_Problem to work on_
Say how many lines contain the word "Кабінету" and give no other text.

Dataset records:
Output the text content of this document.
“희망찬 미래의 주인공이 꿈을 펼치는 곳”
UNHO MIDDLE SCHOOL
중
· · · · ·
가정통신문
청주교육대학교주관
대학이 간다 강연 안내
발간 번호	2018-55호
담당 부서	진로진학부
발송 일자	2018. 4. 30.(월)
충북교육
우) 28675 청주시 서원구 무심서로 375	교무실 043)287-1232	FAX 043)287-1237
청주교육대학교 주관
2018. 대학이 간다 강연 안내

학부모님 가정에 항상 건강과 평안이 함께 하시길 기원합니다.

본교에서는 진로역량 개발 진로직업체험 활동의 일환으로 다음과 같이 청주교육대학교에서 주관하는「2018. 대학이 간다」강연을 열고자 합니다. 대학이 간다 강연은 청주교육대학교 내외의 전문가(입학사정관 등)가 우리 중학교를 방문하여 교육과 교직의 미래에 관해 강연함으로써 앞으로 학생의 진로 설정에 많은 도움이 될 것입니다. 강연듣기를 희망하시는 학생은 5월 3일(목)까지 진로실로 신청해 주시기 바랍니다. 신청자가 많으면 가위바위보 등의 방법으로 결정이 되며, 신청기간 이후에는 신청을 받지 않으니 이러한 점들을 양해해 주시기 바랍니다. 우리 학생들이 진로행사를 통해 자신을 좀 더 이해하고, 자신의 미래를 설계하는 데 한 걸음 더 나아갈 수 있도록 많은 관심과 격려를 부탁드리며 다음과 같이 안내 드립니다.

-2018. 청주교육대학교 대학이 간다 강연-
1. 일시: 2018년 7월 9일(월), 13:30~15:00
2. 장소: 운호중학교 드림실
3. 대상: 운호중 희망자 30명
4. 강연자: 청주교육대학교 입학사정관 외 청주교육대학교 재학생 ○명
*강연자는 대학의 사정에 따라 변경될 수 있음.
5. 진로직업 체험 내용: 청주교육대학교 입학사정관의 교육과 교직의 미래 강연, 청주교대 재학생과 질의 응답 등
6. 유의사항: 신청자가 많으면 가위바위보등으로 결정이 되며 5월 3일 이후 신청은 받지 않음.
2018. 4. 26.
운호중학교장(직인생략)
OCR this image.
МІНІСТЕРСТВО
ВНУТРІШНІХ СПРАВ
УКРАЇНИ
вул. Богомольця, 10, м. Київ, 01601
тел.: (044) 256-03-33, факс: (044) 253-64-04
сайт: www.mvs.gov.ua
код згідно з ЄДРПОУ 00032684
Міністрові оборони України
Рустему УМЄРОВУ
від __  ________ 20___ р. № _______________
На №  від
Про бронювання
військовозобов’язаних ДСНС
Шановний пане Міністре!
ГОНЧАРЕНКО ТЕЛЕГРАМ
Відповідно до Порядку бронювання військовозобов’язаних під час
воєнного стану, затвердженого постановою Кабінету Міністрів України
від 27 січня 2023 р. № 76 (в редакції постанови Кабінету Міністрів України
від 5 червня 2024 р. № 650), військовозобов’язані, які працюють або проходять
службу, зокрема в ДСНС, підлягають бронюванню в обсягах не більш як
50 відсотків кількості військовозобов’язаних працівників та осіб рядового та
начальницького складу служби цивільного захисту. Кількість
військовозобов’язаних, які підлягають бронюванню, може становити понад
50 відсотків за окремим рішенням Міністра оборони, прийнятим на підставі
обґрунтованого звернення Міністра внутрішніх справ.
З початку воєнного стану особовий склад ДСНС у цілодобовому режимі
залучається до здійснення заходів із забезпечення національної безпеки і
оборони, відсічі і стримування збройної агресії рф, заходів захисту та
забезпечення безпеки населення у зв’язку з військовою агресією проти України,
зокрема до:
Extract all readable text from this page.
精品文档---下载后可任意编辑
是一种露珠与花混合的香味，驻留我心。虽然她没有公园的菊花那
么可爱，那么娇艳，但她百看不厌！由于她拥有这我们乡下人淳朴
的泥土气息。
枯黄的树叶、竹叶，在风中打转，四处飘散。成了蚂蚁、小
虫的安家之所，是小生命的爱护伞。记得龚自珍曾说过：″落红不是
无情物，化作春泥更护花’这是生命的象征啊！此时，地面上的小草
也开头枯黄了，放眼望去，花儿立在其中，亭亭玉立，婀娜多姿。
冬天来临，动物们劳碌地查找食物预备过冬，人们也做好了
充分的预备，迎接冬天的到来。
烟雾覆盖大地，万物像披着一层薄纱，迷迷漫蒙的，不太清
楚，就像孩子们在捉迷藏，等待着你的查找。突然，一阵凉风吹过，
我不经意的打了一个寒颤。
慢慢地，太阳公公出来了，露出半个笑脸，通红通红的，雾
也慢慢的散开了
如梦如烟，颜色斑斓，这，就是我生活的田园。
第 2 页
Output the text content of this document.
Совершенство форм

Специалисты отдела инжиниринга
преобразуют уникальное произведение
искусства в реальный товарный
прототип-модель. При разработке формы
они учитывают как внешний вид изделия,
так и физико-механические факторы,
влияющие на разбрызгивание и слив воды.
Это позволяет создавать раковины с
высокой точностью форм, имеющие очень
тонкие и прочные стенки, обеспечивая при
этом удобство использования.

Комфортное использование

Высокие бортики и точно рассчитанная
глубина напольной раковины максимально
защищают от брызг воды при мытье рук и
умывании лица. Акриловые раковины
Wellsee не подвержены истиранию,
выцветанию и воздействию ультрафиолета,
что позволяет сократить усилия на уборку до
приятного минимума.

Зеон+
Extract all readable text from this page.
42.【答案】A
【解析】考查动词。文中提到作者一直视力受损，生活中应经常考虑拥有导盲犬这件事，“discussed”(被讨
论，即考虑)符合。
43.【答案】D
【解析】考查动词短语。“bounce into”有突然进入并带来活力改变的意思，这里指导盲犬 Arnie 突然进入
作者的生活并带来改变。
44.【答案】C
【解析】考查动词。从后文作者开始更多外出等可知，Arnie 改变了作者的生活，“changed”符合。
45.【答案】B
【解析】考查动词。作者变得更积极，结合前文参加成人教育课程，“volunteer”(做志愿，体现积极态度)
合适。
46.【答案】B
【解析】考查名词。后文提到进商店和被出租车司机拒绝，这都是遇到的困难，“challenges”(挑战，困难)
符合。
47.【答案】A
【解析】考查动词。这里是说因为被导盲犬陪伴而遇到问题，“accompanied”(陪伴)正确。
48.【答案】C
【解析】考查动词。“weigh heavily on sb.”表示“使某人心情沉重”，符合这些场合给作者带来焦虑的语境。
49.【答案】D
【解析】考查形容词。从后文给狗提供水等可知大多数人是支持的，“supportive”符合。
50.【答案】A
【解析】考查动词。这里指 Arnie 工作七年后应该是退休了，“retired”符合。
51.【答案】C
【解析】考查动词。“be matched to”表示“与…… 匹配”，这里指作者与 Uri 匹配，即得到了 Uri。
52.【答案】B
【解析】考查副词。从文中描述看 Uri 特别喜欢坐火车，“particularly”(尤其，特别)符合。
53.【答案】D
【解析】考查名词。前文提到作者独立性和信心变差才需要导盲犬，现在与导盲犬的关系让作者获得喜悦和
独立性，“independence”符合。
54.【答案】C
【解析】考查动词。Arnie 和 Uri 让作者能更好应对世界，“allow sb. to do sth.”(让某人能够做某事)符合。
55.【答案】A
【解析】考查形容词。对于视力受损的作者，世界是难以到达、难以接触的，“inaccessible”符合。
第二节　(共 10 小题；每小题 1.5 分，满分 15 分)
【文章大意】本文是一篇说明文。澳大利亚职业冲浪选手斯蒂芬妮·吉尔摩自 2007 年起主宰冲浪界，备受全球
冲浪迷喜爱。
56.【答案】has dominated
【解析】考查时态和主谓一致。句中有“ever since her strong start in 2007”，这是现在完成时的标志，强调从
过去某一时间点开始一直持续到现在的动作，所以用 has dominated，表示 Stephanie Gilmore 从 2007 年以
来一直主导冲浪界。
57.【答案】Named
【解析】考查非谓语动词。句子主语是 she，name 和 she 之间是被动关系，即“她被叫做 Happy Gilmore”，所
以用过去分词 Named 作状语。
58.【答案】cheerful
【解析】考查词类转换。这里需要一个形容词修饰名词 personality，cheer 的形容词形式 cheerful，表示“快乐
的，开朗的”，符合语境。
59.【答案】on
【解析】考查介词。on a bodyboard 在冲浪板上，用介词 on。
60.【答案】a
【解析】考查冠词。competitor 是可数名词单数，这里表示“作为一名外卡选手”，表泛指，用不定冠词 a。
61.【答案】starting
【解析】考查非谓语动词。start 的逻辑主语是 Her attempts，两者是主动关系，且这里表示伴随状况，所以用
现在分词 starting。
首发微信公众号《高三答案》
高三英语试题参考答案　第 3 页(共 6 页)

_The reply_
2